Dataset listings of figures:
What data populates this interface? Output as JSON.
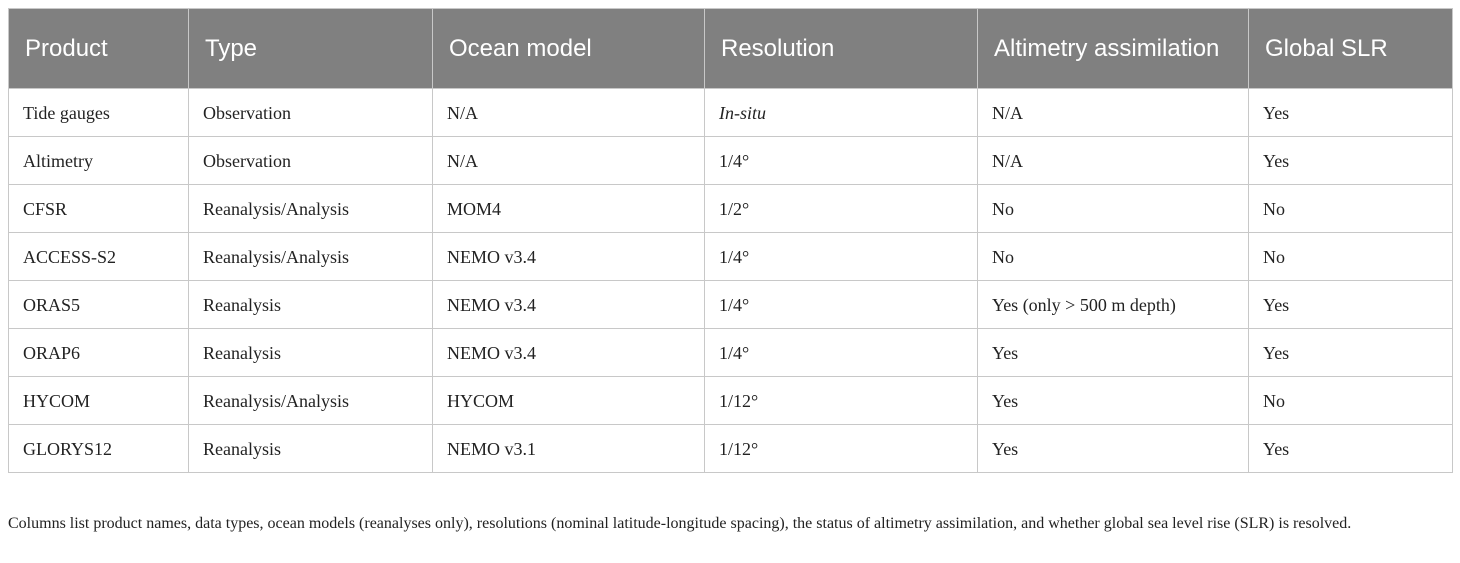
{
  "table": {
    "header": [
      "Product",
      "Type",
      "Ocean model",
      "Resolution",
      "Altimetry assimilation",
      "Global SLR"
    ],
    "rows": [
      [
        "Tide gauges",
        "Observation",
        "N/A",
        "In-situ",
        "N/A",
        "Yes"
      ],
      [
        "Altimetry",
        "Observation",
        "N/A",
        "1/4°",
        "N/A",
        "Yes"
      ],
      [
        "CFSR",
        "Reanalysis/Analysis",
        "MOM4",
        "1/2°",
        "No",
        "No"
      ],
      [
        "ACCESS-S2",
        "Reanalysis/Analysis",
        "NEMO v3.4",
        "1/4°",
        "No",
        "No"
      ],
      [
        "ORAS5",
        "Reanalysis",
        "NEMO v3.4",
        "1/4°",
        "Yes (only > 500 m depth)",
        "Yes"
      ],
      [
        "ORAP6",
        "Reanalysis",
        "NEMO v3.4",
        "1/4°",
        "Yes",
        "Yes"
      ],
      [
        "HYCOM",
        "Reanalysis/Analysis",
        "HYCOM",
        "1/12°",
        "Yes",
        "No"
      ],
      [
        "GLORYS12",
        "Reanalysis",
        "NEMO v3.1",
        "1/12°",
        "Yes",
        "Yes"
      ]
    ],
    "footnote": "Columns list product names, data types, ocean models (reanalyses only), resolutions (nominal latitude-longitude spacing), the status of altimetry assimilation, and whether global sea level rise (SLR) is resolved."
  }
}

[What you will do] Leave the pictures out and copy the rest of the data exactly.

[Solution to the exercise]
What data populates this interface? Output as JSON.
{
  "table": {
    "header": [
      "Product",
      "Type",
      "Ocean model",
      "Resolution",
      "Altimetry assimilation",
      "Global SLR"
    ],
    "rows": [
      [
        "Tide gauges",
        "Observation",
        "N/A",
        "In-situ",
        "N/A",
        "Yes"
      ],
      [
        "Altimetry",
        "Observation",
        "N/A",
        "1/4°",
        "N/A",
        "Yes"
      ],
      [
        "CFSR",
        "Reanalysis/Analysis",
        "MOM4",
        "1/2°",
        "No",
        "No"
      ],
      [
        "ACCESS-S2",
        "Reanalysis/Analysis",
        "NEMO v3.4",
        "1/4°",
        "No",
        "No"
      ],
      [
        "ORAS5",
        "Reanalysis",
        "NEMO v3.4",
        "1/4°",
        "Yes (only > 500 m depth)",
        "Yes"
      ],
      [
        "ORAP6",
        "Reanalysis",
        "NEMO v3.4",
        "1/4°",
        "Yes",
        "Yes"
      ],
      [
        "HYCOM",
        "Reanalysis/Analysis",
        "HYCOM",
        "1/12°",
        "Yes",
        "No"
      ],
      [
        "GLORYS12",
        "Reanalysis",
        "NEMO v3.1",
        "1/12°",
        "Yes",
        "Yes"
      ]
    ],
    "footnote": "Columns list product names, data types, ocean models (reanalyses only), resolutions (nominal latitude-longitude spacing), the status of altimetry assimilation, and whether global sea level rise (SLR) is resolved."
  }
}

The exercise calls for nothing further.